'''

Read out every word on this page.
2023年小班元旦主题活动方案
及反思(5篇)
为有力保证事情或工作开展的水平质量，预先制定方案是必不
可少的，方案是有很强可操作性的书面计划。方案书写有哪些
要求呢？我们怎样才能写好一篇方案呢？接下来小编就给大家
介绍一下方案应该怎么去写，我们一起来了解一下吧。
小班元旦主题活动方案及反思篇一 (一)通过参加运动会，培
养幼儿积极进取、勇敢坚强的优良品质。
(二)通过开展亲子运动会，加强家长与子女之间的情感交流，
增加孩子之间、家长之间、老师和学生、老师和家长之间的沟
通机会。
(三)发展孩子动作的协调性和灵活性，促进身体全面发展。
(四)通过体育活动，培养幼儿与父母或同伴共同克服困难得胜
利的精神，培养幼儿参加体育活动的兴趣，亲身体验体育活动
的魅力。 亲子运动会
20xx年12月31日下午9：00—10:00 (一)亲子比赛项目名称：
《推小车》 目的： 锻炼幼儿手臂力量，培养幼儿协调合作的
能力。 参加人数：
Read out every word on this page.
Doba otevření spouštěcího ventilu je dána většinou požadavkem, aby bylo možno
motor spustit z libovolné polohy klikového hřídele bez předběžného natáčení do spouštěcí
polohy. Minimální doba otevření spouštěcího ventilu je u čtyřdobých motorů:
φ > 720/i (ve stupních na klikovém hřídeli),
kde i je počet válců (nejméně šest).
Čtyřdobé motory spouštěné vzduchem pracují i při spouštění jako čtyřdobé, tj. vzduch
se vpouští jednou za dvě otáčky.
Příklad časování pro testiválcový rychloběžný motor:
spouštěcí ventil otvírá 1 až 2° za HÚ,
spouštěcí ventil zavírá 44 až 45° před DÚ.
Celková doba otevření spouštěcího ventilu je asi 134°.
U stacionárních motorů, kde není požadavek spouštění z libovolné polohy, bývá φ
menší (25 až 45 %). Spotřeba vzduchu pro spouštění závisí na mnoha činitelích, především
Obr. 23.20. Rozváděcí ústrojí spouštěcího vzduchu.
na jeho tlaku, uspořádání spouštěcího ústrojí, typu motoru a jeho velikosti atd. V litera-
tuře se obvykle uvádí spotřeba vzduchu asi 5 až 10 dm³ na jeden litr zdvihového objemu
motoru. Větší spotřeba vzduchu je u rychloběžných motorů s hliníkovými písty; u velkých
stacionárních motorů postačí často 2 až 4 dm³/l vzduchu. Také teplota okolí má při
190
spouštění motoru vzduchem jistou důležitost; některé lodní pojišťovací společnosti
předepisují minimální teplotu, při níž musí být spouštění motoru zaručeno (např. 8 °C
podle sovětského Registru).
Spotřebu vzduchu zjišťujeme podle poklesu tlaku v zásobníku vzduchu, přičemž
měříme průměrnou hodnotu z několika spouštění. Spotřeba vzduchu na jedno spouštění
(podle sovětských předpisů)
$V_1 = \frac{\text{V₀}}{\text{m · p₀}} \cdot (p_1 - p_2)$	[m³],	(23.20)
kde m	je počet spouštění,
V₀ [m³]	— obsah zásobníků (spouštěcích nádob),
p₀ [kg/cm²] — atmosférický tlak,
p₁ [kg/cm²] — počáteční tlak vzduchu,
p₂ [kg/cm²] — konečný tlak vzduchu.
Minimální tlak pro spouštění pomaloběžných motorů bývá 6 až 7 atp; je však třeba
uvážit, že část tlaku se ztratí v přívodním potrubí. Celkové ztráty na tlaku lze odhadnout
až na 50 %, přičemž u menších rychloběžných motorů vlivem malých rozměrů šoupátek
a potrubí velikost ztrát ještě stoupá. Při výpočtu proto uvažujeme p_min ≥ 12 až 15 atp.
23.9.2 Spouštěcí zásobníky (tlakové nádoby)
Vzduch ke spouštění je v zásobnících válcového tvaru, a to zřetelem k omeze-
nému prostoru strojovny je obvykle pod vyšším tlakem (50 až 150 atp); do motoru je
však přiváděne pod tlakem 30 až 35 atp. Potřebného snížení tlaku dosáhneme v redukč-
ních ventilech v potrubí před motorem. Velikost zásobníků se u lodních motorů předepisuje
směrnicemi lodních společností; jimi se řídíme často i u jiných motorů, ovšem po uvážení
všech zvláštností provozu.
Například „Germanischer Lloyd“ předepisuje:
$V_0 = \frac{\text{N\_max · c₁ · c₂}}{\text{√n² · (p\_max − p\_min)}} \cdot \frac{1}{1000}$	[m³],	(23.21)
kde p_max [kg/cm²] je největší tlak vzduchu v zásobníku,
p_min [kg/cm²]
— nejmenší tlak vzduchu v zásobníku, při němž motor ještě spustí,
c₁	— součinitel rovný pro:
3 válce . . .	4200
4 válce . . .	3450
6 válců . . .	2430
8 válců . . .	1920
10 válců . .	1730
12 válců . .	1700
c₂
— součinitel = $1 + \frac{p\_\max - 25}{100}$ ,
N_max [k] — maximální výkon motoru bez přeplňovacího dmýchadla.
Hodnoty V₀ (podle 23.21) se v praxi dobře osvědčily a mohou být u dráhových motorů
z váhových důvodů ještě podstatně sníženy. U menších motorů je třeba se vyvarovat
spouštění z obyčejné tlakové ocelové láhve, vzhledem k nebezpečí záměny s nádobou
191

'''

TASK REQUIREMENTS:
Transcribe the records above exactly as they appear.

THE RESPONSE:
Read out every word on this page.
2023年小班元旦主题活动方案
及反思(5篇)
为有力保证事情或工作开展的水平质量，预先制定方案是必不
可少的，方案是有很强可操作性的书面计划。方案书写有哪些
要求呢？我们怎样才能写好一篇方案呢？接下来小编就给大家
介绍一下方案应该怎么去写，我们一起来了解一下吧。
小班元旦主题活动方案及反思篇一 (一)通过参加运动会，培
养幼儿积极进取、勇敢坚强的优良品质。
(二)通过开展亲子运动会，加强家长与子女之间的情感交流，
增加孩子之间、家长之间、老师和学生、老师和家长之间的沟
通机会。
(三)发展孩子动作的协调性和灵活性，促进身体全面发展。
(四)通过体育活动，培养幼儿与父母或同伴共同克服困难得胜
利的精神，培养幼儿参加体育活动的兴趣，亲身体验体育活动
的魅力。 亲子运动会
20xx年12月31日下午9：00—10:00 (一)亲子比赛项目名称：
《推小车》 目的： 锻炼幼儿手臂力量，培养幼儿协调合作的
能力。 参加人数：
Read out every word on this page.
Doba otevření spouštěcího ventilu je dána většinou požadavkem, aby bylo možno
motor spustit z libovolné polohy klikového hřídele bez předběžného natáčení do spouštěcí
polohy. Minimální doba otevření spouštěcího ventilu je u čtyřdobých motorů:
φ > 720/i (ve stupních na klikovém hřídeli),
kde i je počet válců (nejméně šest).
Čtyřdobé motory spouštěné vzduchem pracují i při spouštění jako čtyřdobé, tj. vzduch
se vpouští jednou za dvě otáčky.
Příklad časování pro testiválcový rychloběžný motor:
spouštěcí ventil otvírá 1 až 2° za HÚ,
spouštěcí ventil zavírá 44 až 45° před DÚ.
Celková doba otevření spouštěcího ventilu je asi 134°.
U stacionárních motorů, kde není požadavek spouštění z libovolné polohy, bývá φ
menší (25 až 45 %). Spotřeba vzduchu pro spouštění závisí na mnoha činitelích, především
Obr. 23.20. Rozváděcí ústrojí spouštěcího vzduchu.
na jeho tlaku, uspořádání spouštěcího ústrojí, typu motoru a jeho velikosti atd. V litera-
tuře se obvykle uvádí spotřeba vzduchu asi 5 až 10 dm³ na jeden litr zdvihového objemu
motoru. Větší spotřeba vzduchu je u rychloběžných motorů s hliníkovými písty; u velkých
stacionárních motorů postačí často 2 až 4 dm³/l vzduchu. Také teplota okolí má při
190
spouštění motoru vzduchem jistou důležitost; některé lodní pojišťovací společnosti
předepisují minimální teplotu, při níž musí být spouštění motoru zaručeno (např. 8 °C
podle sovětského Registru).
Spotřebu vzduchu zjišťujeme podle poklesu tlaku v zásobníku vzduchu, přičemž
měříme průměrnou hodnotu z několika spouštění. Spotřeba vzduchu na jedno spouštění
(podle sovětských předpisů)
$V_1 = \frac{\text{V₀}}{\text{m · p₀}} \cdot (p_1 - p_2)$	[m³],	(23.20)
kde m	je počet spouštění,
V₀ [m³]	— obsah zásobníků (spouštěcích nádob),
p₀ [kg/cm²] — atmosférický tlak,
p₁ [kg/cm²] — počáteční tlak vzduchu,
p₂ [kg/cm²] — konečný tlak vzduchu.
Minimální tlak pro spouštění pomaloběžných motorů bývá 6 až 7 atp; je však třeba
uvážit, že část tlaku se ztratí v přívodním potrubí. Celkové ztráty na tlaku lze odhadnout
až na 50 %, přičemž u menších rychloběžných motorů vlivem malých rozměrů šoupátek
a potrubí velikost ztrát ještě stoupá. Při výpočtu proto uvažujeme p_min ≥ 12 až 15 atp.
23.9.2 Spouštěcí zásobníky (tlakové nádoby)
Vzduch ke spouštění je v zásobnících válcového tvaru, a to zřetelem k omeze-
nému prostoru strojovny je obvykle pod vyšším tlakem (50 až 150 atp); do motoru je
však přiváděne pod tlakem 30 až 35 atp. Potřebného snížení tlaku dosáhneme v redukč-
ních ventilech v potrubí před motorem. Velikost zásobníků se u lodních motorů předepisuje
směrnicemi lodních společností; jimi se řídíme často i u jiných motorů, ovšem po uvážení
všech zvláštností provozu.
Například „Germanischer Lloyd“ předepisuje:
$V_0 = \frac{\text{N\_max · c₁ · c₂}}{\text{√n² · (p\_max − p\_min)}} \cdot \frac{1}{1000}$	[m³],	(23.21)
kde p_max [kg/cm²] je největší tlak vzduchu v zásobníku,
p_min [kg/cm²]
— nejmenší tlak vzduchu v zásobníku, při němž motor ještě spustí,
c₁	— součinitel rovný pro:
3 válce . . .	4200
4 válce . . .	3450
6 válců . . .	2430
8 válců . . .	1920
10 válců . .	1730
12 válců . .	1700
c₂
— součinitel = $1 + \frac{p\_\max - 25}{100}$ ,
N_max [k] — maximální výkon motoru bez přeplňovacího dmýchadla.
Hodnoty V₀ (podle 23.21) se v praxi dobře osvědčily a mohou být u dráhových motorů
z váhových důvodů ještě podstatně sníženy. U menších motorů je třeba se vyvarovat
spouštění z obyčejné tlakové ocelové láhve, vzhledem k nebezpečí záměny s nádobou
191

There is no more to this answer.